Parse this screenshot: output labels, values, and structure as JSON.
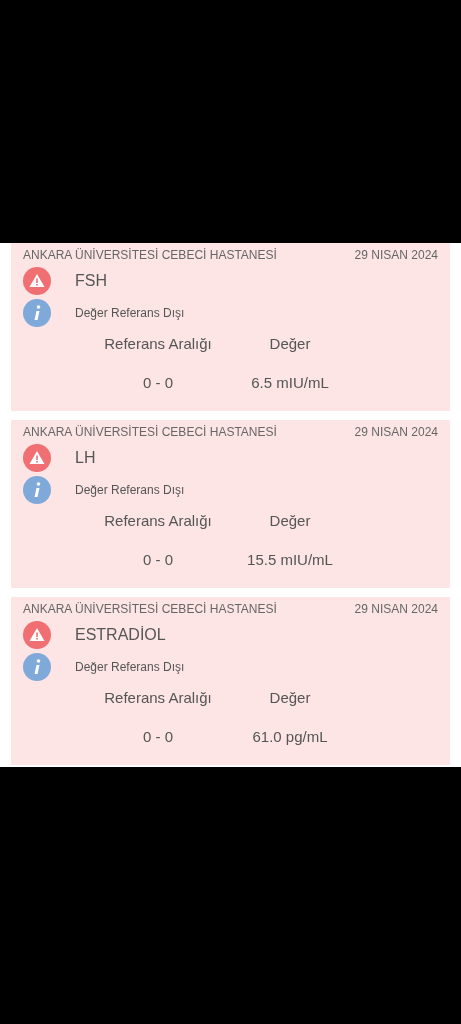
{
  "results": [
    {
      "hospital": "ANKARA ÜNİVERSİTESİ CEBECİ HASTANESİ",
      "date": "29 NISAN 2024",
      "test": "FSH",
      "status": "Değer Referans Dışı",
      "range_label": "Referans Aralığı",
      "value_label": "Değer",
      "range": "0 - 0",
      "value": "6.5 mIU/mL"
    },
    {
      "hospital": "ANKARA ÜNİVERSİTESİ CEBECİ HASTANESİ",
      "date": "29 NISAN 2024",
      "test": "LH",
      "status": "Değer Referans Dışı",
      "range_label": "Referans Aralığı",
      "value_label": "Değer",
      "range": "0 - 0",
      "value": "15.5 mIU/mL"
    },
    {
      "hospital": "ANKARA ÜNİVERSİTESİ CEBECİ HASTANESİ",
      "date": "29 NISAN 2024",
      "test": "ESTRADİOL",
      "status": "Değer Referans Dışı",
      "range_label": "Referans Aralığı",
      "value_label": "Değer",
      "range": "0 - 0",
      "value": "61.0 pg/mL"
    }
  ]
}
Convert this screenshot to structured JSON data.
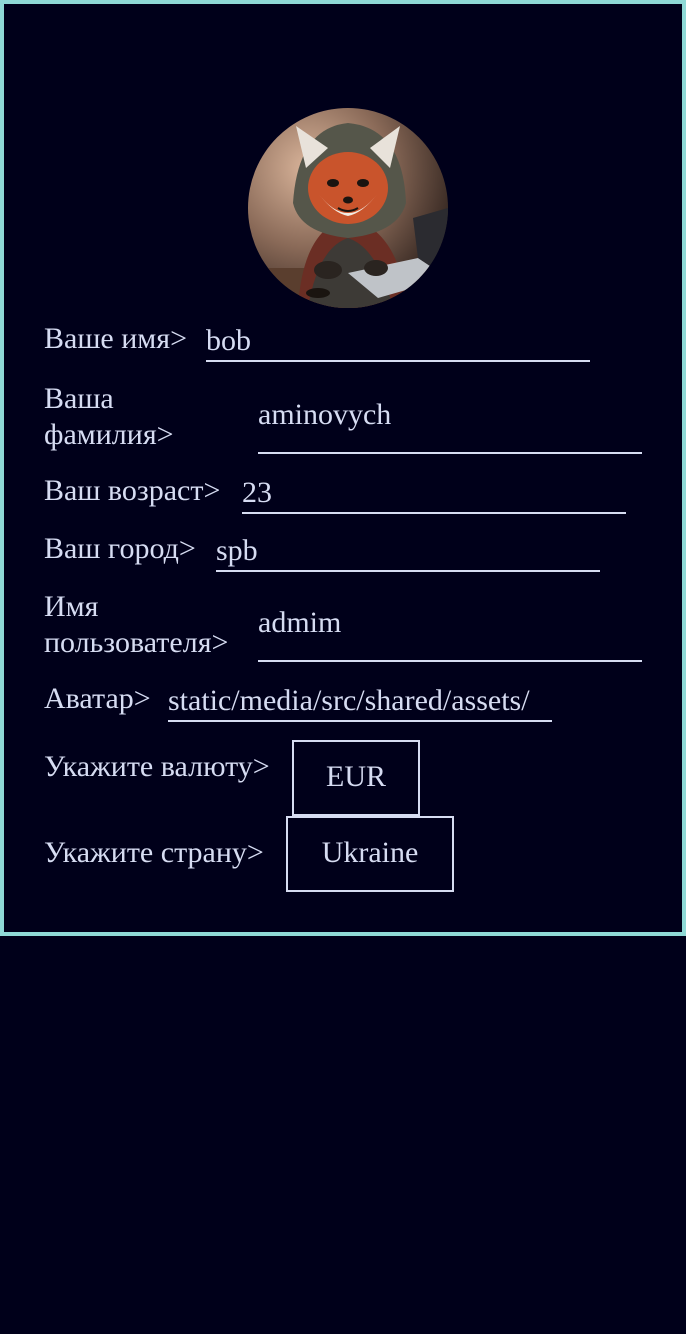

== WRITTEN INSTRUCTION ==
How many lines of the records contain the string "screenshot"? Respond with the number alone.

== FULL OUTPUT ==
2